> Given instruction 1: Translate into Spanish the following sentence from the court opinion excerpt: "Our decision in Mangos indirectly runs afoul of this principle."
> Given instruction 2: Reproduce the passage of the court opinion excerpt between "If this underlying" and "basis for conviction?", inclusive.

> Text extract:
--*--

If this underlying evidence clearly shows the basis for the defendant's conviction, then the remaining question is whether that specific offense falls into the definition of a “violent felony.” E.g., Chambers, 129 S.Ct. at 690-92. But if it is unclear from the record, then courts face a further quandary: which offense should courts assume was the basis for conviction?
Where the offense of conviction encompasses both violent and non-violent offenses, and the government has failed to show under Shepard that the offense qualified as a violent felony, Johnson seems to establish that the government has not met its burden. When a Florida statute defined assault and battery as involving either physical injury or touching without consent and none of the relevant documents showed which was the basis for Johnson's conviction, the Supreme Court concluded that the government had proved no more than touching without consent. Johnson, 130 S.Ct. at 1269.
When considering whether the Florida battery offense qualified as a violent felony under the ACCA's force clause, Johnson also established that a federal court is bound by the construction of state law rendered by the highest court of the state. 130 S.Ct. at 1269; Johnson v. Fankell, 520 U.S. 911, 916 (1997) (“Neither this court nor any other federal tribunal has any authority to place a construction on a state statute different from the one rendered by the highest court of the state.”). Accordingly, in Johnson the Court emphasized that it was bound by the Florida Supreme Court's interpretation of the battery offense at issue. 130 S.Ct. at 1269. Our decision in Mangos indirectly runs afoul of this principle.

--*--

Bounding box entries
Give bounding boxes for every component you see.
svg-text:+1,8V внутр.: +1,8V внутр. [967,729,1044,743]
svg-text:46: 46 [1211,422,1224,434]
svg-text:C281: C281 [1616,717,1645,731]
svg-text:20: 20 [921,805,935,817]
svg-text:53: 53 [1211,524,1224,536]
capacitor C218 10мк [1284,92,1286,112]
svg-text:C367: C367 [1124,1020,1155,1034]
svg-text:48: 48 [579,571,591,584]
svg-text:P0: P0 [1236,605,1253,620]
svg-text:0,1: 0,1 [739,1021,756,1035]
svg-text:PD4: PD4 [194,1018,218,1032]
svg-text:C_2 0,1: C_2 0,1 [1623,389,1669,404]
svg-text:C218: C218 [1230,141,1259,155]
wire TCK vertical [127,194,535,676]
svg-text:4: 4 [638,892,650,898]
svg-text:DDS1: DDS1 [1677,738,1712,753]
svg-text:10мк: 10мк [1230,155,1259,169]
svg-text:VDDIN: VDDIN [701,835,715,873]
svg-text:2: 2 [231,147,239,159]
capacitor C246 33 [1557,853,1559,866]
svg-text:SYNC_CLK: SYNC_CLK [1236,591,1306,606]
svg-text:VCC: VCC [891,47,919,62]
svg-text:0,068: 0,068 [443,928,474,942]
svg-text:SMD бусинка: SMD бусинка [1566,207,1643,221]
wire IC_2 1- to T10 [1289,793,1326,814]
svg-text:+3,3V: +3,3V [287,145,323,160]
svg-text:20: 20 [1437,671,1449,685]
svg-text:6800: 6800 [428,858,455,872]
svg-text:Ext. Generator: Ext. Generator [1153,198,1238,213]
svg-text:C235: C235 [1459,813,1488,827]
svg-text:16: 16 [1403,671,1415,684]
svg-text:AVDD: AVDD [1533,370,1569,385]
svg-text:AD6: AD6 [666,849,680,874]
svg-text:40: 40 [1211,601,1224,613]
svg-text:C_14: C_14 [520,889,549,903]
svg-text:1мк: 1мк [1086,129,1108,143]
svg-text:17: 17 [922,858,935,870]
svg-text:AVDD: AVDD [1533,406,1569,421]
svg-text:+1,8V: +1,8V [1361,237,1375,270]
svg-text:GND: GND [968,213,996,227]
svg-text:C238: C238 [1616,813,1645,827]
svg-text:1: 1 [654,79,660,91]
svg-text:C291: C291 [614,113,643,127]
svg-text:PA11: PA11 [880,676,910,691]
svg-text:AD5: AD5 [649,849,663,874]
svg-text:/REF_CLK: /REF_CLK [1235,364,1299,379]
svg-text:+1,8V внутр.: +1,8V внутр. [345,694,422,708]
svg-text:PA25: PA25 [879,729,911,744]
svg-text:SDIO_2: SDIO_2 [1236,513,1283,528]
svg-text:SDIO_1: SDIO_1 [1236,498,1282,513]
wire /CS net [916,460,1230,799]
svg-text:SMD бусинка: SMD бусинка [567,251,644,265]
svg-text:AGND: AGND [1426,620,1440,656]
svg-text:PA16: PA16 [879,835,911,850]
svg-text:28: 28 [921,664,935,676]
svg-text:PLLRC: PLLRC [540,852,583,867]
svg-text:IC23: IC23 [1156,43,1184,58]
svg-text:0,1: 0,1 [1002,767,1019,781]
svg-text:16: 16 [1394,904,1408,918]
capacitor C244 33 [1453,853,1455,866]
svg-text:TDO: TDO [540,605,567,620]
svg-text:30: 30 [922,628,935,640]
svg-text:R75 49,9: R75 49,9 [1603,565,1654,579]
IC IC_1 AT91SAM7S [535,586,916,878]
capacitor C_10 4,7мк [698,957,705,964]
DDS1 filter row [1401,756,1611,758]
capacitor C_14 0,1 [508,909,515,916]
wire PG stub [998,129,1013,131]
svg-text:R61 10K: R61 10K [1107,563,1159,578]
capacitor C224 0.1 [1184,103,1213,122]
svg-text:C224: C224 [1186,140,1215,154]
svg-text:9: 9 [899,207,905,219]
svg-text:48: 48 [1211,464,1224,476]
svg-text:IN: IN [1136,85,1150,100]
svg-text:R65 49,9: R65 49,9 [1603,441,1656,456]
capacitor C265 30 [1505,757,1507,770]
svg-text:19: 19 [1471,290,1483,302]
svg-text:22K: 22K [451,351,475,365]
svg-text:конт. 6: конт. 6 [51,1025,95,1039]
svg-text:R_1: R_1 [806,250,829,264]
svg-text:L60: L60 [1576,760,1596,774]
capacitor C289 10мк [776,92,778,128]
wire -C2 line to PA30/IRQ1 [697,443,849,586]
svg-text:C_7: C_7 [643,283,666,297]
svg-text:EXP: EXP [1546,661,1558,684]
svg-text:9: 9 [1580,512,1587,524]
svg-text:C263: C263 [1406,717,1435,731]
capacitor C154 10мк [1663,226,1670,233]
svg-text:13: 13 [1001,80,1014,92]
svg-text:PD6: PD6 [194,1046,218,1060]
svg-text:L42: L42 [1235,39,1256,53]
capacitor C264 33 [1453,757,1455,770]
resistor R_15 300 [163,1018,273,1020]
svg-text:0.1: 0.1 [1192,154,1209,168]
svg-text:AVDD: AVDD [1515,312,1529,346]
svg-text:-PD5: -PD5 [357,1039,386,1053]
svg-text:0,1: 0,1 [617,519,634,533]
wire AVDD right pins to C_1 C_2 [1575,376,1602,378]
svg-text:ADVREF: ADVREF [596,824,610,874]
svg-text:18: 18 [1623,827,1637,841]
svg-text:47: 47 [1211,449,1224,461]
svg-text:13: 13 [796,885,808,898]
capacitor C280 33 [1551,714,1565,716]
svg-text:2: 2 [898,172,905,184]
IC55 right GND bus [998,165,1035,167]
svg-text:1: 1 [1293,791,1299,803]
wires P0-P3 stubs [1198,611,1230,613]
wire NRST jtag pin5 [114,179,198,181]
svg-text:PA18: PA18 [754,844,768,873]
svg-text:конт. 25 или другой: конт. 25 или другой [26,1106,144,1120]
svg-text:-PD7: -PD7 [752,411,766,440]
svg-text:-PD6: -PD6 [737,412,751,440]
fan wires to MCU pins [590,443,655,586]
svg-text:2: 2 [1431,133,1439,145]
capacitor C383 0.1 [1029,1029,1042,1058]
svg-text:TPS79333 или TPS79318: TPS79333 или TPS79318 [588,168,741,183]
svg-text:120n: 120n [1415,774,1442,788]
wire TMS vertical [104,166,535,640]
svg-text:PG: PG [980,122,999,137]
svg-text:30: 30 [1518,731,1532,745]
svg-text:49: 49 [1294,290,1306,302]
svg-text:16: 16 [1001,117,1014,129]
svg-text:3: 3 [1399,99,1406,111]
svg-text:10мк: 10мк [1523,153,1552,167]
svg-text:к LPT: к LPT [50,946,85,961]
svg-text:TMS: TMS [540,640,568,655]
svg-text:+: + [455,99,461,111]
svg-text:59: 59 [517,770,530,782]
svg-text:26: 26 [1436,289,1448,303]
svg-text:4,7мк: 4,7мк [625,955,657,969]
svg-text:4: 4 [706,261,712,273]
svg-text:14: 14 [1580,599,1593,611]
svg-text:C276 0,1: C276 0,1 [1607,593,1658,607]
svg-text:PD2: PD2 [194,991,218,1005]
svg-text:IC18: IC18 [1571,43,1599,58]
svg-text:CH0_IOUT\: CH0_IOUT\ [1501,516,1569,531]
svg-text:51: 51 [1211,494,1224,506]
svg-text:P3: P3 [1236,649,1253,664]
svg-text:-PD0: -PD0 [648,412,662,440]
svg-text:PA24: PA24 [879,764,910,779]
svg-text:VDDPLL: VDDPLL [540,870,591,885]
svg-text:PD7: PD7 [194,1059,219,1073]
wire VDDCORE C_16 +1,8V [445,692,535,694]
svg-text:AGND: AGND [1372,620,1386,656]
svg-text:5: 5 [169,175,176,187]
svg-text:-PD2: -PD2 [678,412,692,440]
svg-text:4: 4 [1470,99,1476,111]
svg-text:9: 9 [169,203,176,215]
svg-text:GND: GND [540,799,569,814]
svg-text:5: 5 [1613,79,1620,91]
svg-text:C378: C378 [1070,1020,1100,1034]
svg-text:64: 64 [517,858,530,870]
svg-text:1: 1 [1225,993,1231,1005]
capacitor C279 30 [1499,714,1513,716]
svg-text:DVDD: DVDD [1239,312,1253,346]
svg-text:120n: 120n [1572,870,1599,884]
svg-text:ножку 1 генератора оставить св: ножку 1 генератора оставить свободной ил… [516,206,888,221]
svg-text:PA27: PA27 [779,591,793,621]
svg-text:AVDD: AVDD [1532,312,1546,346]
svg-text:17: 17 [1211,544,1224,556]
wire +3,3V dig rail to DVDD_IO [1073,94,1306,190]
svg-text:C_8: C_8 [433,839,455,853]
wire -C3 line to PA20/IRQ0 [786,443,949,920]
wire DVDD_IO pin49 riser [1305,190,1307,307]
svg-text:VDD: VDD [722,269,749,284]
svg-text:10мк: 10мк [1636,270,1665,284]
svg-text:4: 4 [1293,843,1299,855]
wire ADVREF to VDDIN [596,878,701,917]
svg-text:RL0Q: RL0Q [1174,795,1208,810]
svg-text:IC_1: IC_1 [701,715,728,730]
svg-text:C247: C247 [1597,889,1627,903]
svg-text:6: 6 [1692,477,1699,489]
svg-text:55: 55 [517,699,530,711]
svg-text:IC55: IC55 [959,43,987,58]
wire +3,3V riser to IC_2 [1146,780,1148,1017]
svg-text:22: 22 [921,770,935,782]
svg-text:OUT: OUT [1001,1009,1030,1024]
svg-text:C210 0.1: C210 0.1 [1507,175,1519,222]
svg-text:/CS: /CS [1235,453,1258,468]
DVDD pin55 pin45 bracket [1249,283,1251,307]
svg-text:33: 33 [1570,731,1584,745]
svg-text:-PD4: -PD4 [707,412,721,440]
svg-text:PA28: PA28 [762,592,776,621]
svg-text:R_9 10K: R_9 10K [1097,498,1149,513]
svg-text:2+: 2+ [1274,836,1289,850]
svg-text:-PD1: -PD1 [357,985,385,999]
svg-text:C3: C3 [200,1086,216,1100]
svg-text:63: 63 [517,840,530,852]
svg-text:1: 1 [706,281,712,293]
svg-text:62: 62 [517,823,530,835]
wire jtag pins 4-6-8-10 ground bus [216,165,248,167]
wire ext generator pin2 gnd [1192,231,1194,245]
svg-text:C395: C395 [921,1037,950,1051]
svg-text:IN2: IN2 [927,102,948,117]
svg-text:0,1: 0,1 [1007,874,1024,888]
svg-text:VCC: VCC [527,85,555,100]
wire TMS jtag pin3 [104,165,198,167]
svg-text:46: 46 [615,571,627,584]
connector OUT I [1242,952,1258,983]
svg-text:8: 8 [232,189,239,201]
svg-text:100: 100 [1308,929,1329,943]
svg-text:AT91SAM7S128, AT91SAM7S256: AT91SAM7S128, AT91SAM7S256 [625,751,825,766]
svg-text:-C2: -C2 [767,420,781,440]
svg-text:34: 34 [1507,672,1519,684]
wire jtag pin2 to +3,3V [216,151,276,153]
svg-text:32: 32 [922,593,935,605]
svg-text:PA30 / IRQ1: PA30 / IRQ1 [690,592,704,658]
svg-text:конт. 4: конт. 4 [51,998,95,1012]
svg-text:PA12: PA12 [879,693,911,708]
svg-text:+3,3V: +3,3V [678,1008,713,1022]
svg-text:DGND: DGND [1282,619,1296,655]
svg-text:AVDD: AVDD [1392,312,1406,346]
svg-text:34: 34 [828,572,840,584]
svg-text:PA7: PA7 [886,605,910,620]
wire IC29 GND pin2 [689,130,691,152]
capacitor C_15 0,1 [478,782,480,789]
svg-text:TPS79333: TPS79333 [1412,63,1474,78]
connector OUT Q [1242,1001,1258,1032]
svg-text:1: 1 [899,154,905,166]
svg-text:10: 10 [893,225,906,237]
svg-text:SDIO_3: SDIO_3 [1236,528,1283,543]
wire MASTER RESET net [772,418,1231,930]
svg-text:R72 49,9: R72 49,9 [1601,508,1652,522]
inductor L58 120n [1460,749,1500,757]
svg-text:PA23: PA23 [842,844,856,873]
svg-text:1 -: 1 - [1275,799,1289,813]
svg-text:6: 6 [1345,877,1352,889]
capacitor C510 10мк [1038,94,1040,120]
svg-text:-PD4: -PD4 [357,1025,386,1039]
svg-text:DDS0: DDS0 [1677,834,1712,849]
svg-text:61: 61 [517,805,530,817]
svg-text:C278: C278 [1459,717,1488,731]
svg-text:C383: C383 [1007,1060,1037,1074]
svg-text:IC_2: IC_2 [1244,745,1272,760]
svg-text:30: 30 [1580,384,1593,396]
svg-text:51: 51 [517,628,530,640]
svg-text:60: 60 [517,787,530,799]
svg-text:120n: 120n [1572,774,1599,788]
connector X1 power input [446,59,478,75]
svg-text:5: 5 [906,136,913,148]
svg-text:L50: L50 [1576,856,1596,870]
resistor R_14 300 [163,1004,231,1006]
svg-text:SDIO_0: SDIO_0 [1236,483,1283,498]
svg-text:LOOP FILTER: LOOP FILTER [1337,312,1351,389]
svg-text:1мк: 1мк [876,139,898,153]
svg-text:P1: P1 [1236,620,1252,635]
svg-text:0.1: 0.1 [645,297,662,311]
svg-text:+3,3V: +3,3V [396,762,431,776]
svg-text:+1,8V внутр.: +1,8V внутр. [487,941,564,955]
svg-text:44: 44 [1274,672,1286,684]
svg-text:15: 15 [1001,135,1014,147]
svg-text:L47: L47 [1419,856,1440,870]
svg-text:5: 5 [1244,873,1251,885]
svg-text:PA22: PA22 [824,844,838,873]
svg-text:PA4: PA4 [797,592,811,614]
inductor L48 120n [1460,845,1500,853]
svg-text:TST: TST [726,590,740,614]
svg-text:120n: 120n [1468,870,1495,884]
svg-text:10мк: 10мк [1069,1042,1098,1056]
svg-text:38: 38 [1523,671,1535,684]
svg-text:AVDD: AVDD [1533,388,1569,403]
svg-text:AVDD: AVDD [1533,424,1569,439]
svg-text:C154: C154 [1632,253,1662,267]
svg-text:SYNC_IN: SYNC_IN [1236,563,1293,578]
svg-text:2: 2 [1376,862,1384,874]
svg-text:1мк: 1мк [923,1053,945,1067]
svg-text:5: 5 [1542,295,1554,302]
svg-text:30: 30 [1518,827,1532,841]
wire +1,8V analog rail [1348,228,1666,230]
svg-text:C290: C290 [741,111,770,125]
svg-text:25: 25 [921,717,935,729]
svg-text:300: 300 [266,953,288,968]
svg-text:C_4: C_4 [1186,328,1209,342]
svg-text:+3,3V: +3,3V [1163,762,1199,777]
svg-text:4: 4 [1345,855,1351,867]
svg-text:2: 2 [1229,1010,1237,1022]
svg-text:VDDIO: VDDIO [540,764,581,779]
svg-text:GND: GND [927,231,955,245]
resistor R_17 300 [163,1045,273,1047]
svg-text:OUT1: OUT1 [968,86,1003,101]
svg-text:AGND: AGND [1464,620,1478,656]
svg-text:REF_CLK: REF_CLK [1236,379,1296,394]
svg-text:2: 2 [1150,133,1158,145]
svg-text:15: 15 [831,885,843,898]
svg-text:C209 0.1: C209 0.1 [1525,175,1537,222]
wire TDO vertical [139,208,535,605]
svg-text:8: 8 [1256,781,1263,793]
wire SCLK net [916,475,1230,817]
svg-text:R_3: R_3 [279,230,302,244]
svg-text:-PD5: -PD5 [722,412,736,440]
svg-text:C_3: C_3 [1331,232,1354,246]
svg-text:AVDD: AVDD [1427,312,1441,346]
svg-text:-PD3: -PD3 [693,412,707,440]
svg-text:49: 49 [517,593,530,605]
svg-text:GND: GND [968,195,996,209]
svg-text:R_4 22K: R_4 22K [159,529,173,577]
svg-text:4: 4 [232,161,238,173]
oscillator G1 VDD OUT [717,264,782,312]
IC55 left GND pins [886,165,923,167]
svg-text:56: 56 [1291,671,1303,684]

--*--

> Written solution 1: Nuestra decisión en Mangos contraviene indirectamente este principio.

> Written solution 2:
If this underlying evidence clearly shows the basis for the defendant's conviction, then the remaining question is whether that specific offense falls into the definition of a “violent felony.” E.g., Chambers, 129 S.Ct. at 690-92. But if it is unclear from the record, then courts face a further quandary: which offense should courts assume was the basis for conviction?